— Job —
Reply with one number: the count of lines in the listing that contain the string "сервисе".

— Input for this task —
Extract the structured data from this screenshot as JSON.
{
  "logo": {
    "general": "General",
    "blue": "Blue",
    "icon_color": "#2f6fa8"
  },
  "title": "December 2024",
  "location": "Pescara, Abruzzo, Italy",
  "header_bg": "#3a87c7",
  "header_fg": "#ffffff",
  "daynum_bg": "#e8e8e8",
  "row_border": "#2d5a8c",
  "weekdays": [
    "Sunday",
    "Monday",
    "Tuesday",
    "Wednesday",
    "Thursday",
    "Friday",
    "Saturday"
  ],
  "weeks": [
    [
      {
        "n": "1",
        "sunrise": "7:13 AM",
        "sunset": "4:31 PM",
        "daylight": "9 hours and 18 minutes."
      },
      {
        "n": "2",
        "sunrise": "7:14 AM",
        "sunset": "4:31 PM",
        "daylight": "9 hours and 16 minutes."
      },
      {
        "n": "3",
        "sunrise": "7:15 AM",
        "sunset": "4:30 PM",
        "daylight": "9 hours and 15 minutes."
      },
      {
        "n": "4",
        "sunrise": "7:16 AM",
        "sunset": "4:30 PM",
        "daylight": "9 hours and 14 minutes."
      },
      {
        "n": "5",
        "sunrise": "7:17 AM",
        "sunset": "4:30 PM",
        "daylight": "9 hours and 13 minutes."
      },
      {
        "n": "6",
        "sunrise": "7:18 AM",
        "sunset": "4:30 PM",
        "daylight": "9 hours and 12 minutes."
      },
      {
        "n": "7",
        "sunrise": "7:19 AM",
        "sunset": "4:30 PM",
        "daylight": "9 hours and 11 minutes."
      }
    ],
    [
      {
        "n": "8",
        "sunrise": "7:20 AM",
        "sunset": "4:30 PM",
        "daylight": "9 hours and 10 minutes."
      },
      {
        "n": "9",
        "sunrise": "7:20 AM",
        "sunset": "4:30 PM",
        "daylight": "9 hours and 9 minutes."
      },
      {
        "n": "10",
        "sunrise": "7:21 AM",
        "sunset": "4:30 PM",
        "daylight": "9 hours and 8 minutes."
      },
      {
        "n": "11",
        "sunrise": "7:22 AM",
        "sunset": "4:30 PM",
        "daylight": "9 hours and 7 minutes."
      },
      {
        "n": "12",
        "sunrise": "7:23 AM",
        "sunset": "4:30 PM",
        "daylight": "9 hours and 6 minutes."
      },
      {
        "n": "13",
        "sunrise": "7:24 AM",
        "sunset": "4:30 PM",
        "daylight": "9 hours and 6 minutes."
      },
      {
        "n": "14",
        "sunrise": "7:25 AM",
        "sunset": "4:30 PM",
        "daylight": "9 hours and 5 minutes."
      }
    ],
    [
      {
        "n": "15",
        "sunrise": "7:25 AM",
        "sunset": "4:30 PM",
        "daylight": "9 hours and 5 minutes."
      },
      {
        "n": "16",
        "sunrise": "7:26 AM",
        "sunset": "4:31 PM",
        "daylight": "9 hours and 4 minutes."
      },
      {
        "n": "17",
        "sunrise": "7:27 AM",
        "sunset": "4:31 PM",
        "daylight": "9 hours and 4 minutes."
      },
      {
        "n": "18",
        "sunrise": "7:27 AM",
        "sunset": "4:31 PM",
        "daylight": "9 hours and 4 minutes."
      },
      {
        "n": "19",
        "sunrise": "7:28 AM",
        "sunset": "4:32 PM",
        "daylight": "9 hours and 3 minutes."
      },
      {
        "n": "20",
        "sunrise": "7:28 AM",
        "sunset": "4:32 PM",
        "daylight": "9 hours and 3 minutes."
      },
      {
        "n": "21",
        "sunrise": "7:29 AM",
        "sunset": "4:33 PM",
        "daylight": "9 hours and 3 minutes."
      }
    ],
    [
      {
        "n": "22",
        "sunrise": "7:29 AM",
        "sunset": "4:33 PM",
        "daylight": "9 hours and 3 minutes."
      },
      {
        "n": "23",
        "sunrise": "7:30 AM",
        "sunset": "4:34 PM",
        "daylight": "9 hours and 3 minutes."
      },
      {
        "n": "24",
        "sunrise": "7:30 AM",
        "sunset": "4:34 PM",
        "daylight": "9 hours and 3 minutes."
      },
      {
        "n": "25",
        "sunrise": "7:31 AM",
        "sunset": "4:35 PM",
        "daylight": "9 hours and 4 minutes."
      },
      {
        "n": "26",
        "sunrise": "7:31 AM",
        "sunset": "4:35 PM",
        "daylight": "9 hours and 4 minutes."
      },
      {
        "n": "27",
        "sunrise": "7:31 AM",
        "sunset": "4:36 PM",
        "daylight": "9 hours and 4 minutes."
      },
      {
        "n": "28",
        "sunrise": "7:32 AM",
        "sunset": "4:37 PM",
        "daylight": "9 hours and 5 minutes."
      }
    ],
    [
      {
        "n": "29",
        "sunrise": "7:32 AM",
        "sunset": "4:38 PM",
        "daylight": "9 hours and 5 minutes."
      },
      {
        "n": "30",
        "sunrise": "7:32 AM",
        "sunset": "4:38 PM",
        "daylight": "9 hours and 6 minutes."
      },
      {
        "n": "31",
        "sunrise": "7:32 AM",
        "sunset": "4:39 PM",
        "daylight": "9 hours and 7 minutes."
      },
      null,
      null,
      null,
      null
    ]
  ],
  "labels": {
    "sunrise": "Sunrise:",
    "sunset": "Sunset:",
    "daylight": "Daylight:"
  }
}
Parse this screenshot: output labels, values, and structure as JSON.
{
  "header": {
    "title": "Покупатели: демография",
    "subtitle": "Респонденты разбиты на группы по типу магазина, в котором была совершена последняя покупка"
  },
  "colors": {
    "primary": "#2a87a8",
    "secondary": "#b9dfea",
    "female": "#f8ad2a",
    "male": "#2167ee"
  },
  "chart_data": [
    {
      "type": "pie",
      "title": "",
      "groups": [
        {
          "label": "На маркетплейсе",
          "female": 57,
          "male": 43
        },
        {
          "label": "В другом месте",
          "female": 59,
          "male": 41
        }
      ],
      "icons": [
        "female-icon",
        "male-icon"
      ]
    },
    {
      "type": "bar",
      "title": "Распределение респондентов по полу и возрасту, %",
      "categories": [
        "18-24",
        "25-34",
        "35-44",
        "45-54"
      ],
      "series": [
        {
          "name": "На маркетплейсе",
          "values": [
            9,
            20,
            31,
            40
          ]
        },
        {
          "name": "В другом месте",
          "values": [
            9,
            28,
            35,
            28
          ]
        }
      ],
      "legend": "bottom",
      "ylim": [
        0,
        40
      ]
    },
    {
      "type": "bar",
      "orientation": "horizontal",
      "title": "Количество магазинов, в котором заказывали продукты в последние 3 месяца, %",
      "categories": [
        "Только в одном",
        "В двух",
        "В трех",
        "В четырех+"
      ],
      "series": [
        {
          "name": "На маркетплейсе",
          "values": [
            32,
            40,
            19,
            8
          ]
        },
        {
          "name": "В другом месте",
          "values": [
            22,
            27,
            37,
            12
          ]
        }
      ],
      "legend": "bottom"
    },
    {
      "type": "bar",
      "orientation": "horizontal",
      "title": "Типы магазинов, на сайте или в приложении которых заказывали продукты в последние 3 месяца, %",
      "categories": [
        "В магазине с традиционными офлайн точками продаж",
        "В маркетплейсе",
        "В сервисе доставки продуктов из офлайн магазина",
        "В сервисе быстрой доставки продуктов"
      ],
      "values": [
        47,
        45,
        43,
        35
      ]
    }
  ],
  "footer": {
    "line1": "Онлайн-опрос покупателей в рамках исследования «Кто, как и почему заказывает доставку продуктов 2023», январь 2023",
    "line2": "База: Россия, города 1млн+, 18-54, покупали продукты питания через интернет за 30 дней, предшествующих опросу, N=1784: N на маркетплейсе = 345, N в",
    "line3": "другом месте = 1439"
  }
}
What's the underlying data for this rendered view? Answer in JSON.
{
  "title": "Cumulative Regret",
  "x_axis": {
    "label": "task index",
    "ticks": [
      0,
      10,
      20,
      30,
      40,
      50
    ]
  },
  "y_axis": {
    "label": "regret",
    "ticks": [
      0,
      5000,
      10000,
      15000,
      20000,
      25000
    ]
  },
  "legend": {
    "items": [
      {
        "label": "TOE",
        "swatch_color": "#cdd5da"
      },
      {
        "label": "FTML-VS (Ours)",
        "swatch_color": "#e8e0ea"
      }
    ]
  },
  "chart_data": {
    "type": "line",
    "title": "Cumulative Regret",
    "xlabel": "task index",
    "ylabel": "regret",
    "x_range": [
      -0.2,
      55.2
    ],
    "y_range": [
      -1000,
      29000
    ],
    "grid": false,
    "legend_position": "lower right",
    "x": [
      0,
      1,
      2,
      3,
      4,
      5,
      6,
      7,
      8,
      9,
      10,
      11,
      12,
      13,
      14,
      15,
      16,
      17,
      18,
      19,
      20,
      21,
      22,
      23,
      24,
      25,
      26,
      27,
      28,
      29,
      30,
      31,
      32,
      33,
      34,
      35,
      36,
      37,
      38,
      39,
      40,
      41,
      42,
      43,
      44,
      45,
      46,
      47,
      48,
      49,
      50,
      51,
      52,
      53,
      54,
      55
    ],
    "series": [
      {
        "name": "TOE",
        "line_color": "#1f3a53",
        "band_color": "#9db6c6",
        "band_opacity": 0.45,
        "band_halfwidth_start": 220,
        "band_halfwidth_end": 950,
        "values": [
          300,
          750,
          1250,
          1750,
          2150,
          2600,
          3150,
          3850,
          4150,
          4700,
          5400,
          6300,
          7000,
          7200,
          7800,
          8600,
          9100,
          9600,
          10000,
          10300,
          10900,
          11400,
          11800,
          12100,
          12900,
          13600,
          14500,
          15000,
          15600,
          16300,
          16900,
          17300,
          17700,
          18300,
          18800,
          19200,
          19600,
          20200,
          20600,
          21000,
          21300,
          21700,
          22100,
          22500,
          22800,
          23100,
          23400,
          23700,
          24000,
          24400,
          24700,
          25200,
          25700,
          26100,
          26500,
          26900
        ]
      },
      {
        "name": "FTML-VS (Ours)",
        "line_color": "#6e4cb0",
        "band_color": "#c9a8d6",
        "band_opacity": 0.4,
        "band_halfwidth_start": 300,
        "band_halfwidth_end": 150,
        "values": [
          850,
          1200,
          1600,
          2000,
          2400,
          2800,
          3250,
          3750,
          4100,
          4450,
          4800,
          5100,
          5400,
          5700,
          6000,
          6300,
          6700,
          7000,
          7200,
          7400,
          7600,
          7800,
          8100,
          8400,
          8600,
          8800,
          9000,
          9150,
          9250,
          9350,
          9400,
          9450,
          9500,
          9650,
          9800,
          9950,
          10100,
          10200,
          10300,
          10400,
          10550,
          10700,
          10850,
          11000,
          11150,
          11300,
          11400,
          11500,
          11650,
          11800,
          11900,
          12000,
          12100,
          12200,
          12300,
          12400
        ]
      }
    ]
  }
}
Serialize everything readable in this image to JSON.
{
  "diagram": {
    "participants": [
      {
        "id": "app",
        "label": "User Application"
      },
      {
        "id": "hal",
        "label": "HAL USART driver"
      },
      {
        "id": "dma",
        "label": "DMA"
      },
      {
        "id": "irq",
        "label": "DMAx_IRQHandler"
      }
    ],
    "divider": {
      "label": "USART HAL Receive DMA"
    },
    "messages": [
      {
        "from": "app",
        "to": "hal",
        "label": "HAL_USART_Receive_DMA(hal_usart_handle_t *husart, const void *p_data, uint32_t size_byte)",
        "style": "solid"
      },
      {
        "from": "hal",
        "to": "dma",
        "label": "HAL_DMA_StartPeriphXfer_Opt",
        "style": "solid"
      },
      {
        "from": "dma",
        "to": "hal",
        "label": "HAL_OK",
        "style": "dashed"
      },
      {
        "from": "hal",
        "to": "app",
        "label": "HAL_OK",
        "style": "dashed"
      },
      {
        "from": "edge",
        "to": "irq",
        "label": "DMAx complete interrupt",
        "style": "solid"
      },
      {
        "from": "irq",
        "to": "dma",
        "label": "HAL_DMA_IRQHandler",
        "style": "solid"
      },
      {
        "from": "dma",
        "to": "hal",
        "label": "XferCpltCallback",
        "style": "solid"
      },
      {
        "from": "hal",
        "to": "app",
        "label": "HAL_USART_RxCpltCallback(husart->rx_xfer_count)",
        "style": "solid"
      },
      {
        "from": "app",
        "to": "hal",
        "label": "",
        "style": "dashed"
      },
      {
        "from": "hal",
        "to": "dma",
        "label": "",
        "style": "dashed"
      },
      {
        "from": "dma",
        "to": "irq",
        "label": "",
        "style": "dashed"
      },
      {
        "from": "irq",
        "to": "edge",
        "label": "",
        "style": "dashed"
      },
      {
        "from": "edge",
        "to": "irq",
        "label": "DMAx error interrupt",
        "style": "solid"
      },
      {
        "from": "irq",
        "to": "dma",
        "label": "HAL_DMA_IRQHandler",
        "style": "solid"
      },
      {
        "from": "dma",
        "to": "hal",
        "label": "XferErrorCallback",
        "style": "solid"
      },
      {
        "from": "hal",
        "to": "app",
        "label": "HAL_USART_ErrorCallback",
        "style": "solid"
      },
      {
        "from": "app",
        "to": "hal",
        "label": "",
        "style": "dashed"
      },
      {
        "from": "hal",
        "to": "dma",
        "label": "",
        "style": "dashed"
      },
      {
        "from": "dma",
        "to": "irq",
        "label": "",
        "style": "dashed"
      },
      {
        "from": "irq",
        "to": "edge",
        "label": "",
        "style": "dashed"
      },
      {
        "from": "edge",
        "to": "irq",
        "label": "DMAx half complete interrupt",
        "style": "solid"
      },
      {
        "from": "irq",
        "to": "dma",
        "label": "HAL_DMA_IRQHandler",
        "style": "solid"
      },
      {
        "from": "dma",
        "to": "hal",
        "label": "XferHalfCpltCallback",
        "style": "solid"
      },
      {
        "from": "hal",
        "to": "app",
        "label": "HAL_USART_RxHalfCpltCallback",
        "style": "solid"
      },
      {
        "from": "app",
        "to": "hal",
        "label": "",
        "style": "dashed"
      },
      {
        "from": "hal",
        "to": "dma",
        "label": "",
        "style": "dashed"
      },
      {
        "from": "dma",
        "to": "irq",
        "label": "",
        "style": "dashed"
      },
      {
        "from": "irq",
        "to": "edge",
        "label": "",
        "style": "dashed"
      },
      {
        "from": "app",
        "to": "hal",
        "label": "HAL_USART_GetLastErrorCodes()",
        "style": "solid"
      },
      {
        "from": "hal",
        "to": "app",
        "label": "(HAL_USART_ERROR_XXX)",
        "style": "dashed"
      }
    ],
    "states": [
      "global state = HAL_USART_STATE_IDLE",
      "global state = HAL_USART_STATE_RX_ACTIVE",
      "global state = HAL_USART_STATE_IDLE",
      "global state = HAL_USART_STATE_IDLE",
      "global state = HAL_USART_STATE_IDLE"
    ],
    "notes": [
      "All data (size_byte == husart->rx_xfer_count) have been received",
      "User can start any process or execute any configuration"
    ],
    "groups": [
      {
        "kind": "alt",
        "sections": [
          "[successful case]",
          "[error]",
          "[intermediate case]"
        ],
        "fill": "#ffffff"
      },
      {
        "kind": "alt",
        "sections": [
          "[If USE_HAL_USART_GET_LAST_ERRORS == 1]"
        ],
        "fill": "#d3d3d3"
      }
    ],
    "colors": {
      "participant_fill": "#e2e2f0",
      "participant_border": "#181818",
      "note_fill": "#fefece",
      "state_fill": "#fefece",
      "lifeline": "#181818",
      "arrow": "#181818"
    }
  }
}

— Completed exercise —
2